* start DATASET ENTRIES *
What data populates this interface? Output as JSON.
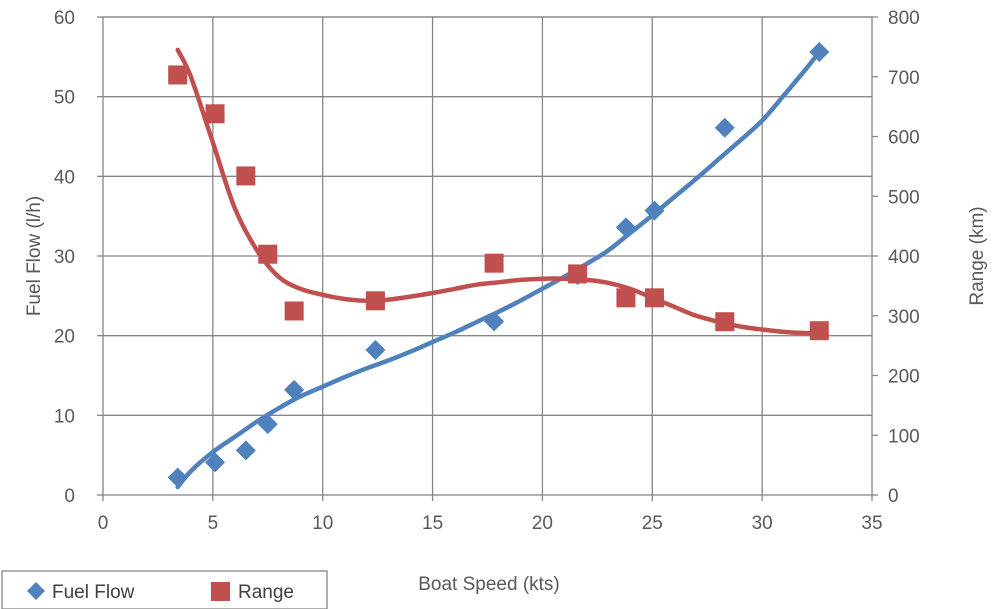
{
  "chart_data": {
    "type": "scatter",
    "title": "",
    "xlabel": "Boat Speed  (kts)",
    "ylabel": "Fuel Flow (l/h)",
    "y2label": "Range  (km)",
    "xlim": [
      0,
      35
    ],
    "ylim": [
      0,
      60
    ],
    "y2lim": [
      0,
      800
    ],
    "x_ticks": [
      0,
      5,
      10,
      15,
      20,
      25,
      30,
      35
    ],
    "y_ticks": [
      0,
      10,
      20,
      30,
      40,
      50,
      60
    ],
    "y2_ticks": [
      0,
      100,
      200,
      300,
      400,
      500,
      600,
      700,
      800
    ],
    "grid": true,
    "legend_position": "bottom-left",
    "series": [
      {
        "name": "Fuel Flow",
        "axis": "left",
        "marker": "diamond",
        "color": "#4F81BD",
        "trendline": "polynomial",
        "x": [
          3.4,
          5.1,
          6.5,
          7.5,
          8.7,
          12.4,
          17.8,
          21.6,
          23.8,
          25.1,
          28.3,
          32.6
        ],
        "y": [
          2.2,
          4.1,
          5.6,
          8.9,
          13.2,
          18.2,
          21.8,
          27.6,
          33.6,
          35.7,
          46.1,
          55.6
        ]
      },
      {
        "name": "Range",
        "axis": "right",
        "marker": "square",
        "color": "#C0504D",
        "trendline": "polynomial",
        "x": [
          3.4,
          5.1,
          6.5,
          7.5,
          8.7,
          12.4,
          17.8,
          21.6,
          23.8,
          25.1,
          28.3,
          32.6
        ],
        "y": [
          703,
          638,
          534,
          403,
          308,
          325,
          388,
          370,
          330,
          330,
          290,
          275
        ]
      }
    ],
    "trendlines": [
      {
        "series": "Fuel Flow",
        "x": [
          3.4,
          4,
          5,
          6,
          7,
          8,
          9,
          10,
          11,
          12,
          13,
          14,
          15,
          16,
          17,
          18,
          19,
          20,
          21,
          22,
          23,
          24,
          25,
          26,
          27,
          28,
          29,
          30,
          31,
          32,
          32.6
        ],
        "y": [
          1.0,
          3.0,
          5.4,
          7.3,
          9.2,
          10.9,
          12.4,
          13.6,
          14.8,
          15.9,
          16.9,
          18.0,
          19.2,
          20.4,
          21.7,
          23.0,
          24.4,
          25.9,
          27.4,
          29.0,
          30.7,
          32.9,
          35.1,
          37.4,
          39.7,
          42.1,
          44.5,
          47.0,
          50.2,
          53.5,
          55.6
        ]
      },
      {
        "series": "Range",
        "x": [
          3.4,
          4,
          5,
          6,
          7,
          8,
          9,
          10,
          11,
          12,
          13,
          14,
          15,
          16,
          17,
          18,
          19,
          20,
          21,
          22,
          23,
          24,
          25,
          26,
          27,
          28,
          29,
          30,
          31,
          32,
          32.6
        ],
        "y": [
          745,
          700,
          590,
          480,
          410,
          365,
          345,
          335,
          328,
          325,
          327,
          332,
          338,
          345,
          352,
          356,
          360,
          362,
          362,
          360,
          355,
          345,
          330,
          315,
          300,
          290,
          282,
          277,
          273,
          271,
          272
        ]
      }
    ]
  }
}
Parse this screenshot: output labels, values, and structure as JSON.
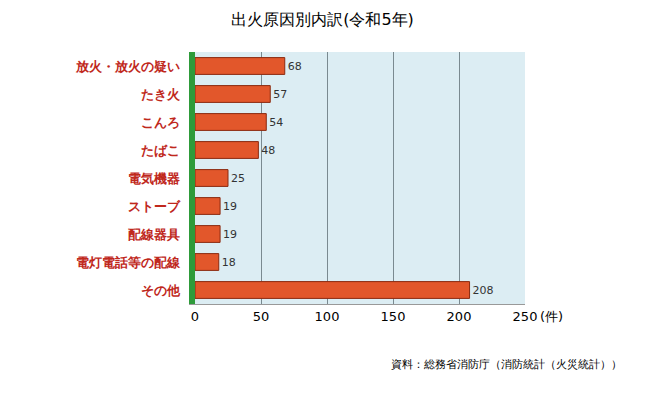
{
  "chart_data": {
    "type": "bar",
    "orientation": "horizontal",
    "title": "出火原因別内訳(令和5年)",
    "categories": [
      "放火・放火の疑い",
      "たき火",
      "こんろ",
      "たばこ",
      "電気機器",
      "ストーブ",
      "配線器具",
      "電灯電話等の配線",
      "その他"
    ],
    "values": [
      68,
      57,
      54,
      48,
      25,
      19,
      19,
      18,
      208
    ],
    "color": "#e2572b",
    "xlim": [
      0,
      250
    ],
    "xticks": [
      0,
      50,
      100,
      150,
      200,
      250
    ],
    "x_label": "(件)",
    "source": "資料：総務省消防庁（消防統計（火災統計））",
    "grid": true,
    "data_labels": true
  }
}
* end DATASET ENTRIES *
— TASK INSTRUCTIONS —
List all lines where "Flow" occurs.

— RESULT BELOW —
    "ylabel": "Fuel Flow (l/h)",
        "name": "Fuel Flow",
        "series": "Fuel Flow",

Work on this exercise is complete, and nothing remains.